◆ EXERCISE AIM: Select from the data all lines with the word "title".

Dataset listings of figures

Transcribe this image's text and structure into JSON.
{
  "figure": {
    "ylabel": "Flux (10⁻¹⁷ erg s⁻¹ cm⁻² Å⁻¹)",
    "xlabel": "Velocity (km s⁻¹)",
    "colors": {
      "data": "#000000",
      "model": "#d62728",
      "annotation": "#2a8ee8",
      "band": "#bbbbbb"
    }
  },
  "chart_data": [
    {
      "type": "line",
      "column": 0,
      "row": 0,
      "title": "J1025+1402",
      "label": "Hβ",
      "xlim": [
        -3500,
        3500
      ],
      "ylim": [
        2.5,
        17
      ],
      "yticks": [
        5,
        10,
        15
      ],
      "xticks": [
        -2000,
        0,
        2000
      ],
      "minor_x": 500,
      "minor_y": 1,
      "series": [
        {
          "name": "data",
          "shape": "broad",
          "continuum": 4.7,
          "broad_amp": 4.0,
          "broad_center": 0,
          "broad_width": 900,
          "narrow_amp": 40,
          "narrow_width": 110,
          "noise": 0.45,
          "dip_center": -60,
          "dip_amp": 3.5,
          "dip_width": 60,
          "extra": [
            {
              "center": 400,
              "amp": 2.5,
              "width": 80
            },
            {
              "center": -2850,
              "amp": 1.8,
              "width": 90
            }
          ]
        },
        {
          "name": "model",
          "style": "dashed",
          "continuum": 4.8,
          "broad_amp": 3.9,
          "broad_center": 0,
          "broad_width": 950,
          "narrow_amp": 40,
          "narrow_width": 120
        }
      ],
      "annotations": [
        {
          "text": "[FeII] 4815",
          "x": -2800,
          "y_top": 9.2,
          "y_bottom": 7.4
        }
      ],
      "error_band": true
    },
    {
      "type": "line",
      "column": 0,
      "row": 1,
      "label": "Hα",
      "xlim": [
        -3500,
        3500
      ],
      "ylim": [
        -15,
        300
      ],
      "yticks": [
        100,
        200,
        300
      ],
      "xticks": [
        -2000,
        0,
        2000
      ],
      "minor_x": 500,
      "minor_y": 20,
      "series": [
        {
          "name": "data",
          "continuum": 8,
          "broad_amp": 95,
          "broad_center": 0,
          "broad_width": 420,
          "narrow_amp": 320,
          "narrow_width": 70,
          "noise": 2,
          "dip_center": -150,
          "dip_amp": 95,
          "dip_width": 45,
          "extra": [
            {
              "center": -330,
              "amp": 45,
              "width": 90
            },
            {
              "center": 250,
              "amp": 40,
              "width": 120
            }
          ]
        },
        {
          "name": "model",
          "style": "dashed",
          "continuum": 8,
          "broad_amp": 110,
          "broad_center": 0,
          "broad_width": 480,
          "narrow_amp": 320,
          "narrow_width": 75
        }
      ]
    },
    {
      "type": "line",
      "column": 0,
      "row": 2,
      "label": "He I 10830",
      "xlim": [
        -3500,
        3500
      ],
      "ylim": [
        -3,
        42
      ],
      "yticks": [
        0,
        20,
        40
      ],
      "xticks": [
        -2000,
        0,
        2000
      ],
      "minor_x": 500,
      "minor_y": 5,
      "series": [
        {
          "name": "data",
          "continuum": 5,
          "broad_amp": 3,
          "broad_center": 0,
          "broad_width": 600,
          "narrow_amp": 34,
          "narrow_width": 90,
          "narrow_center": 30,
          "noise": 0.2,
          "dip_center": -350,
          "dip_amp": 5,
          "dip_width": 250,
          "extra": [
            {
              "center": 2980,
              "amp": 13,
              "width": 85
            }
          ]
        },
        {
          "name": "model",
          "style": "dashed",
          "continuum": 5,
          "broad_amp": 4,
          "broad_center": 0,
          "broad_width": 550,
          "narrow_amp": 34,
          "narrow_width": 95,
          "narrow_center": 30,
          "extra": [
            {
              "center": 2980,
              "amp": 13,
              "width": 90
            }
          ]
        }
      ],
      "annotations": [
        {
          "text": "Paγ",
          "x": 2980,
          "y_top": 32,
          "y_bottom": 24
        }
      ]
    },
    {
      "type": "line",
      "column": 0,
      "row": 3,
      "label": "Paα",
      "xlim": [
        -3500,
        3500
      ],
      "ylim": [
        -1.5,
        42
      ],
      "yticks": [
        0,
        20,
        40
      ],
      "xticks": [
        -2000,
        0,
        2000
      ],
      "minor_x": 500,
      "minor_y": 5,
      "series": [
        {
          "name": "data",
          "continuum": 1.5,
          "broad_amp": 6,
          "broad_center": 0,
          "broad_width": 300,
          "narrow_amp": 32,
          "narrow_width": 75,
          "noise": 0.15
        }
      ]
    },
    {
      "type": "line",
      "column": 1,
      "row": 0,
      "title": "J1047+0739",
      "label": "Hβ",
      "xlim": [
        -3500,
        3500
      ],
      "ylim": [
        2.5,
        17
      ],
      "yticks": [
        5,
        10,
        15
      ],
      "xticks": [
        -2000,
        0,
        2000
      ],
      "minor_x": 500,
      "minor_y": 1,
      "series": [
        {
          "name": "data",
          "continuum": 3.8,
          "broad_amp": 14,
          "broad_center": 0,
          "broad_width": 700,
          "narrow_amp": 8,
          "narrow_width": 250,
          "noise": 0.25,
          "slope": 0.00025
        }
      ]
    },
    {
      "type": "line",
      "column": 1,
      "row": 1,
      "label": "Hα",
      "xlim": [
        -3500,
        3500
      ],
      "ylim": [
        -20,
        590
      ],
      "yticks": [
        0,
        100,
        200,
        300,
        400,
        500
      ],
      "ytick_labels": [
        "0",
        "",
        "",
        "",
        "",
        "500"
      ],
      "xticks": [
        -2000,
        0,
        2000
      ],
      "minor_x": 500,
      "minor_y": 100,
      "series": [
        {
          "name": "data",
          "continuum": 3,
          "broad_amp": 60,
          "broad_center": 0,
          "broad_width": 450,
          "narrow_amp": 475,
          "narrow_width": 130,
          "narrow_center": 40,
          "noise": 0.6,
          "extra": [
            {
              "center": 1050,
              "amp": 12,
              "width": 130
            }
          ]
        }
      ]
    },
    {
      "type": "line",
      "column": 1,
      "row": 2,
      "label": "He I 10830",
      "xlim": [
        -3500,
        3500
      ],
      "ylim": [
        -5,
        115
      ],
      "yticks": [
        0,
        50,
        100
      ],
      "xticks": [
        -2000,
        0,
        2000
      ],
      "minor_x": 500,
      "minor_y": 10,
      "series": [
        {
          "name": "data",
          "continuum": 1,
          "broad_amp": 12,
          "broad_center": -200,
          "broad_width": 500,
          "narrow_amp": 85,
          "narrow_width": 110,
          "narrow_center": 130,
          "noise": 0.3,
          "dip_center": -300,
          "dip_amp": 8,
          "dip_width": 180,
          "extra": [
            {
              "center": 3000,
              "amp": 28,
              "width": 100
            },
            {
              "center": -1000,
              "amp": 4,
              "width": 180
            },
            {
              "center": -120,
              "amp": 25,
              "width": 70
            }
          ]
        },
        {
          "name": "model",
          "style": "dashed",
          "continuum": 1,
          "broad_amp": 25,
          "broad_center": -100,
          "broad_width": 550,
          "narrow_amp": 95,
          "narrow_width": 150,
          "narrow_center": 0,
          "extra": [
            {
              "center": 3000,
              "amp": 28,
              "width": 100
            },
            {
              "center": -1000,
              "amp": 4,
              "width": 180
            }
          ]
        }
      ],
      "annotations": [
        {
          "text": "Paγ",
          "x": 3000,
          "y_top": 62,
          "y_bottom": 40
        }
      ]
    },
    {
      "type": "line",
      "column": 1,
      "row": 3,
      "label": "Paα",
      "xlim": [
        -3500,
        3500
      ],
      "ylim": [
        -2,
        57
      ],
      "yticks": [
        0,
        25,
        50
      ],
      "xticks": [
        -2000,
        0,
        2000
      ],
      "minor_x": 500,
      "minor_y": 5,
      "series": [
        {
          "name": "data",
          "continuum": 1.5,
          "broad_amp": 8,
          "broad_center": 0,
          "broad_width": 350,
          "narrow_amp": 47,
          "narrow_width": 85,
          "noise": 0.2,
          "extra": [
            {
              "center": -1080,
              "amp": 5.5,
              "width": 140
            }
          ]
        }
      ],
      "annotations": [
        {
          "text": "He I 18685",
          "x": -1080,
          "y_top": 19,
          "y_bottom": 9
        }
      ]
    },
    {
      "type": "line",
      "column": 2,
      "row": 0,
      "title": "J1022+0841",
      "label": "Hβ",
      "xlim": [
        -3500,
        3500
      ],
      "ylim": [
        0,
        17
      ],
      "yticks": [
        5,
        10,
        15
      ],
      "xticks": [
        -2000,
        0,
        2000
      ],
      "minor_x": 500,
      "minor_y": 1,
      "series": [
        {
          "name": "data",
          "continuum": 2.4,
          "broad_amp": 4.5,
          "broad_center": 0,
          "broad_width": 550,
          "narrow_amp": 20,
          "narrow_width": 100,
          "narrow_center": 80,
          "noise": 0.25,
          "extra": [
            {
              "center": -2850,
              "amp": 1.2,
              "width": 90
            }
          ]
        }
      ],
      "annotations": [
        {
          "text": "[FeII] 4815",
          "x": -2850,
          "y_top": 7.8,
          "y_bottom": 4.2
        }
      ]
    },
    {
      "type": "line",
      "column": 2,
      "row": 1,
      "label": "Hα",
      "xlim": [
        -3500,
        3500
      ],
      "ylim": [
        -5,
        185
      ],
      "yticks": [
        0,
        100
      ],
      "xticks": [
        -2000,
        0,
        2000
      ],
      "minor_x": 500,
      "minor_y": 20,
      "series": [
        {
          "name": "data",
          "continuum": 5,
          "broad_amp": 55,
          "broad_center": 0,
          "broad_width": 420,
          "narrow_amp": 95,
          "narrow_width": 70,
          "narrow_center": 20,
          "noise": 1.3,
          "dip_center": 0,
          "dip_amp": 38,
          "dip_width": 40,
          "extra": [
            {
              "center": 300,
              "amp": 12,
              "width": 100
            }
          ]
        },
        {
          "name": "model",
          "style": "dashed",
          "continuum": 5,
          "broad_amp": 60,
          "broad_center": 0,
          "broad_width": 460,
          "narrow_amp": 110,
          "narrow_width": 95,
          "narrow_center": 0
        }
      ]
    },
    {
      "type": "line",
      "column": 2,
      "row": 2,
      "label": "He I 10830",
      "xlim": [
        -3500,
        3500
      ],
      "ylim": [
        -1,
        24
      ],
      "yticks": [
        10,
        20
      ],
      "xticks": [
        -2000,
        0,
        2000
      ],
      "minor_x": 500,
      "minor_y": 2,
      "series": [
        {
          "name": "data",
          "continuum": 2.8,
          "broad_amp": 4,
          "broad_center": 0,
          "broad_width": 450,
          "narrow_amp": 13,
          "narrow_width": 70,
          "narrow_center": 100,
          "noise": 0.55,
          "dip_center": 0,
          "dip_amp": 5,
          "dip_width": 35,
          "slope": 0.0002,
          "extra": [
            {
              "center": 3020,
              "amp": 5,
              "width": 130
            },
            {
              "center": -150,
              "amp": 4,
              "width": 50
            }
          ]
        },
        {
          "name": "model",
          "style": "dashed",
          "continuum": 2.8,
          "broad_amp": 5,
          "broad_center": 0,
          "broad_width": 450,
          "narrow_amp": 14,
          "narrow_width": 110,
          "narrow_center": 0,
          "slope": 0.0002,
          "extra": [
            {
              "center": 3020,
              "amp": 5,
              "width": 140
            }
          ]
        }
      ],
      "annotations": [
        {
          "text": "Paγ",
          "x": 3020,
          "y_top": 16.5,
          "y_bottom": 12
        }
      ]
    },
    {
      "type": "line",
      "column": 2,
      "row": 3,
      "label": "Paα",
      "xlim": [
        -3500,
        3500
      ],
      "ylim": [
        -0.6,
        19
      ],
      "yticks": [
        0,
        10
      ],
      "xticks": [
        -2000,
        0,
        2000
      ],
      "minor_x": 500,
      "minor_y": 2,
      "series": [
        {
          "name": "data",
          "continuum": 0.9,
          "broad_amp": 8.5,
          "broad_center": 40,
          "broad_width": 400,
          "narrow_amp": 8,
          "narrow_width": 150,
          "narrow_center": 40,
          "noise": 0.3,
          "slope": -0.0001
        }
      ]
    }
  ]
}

◆ CORRECT RESPONSE:
      "title": "J1025+1402",
      "title": "J1047+0739",
      "title": "J1022+0841",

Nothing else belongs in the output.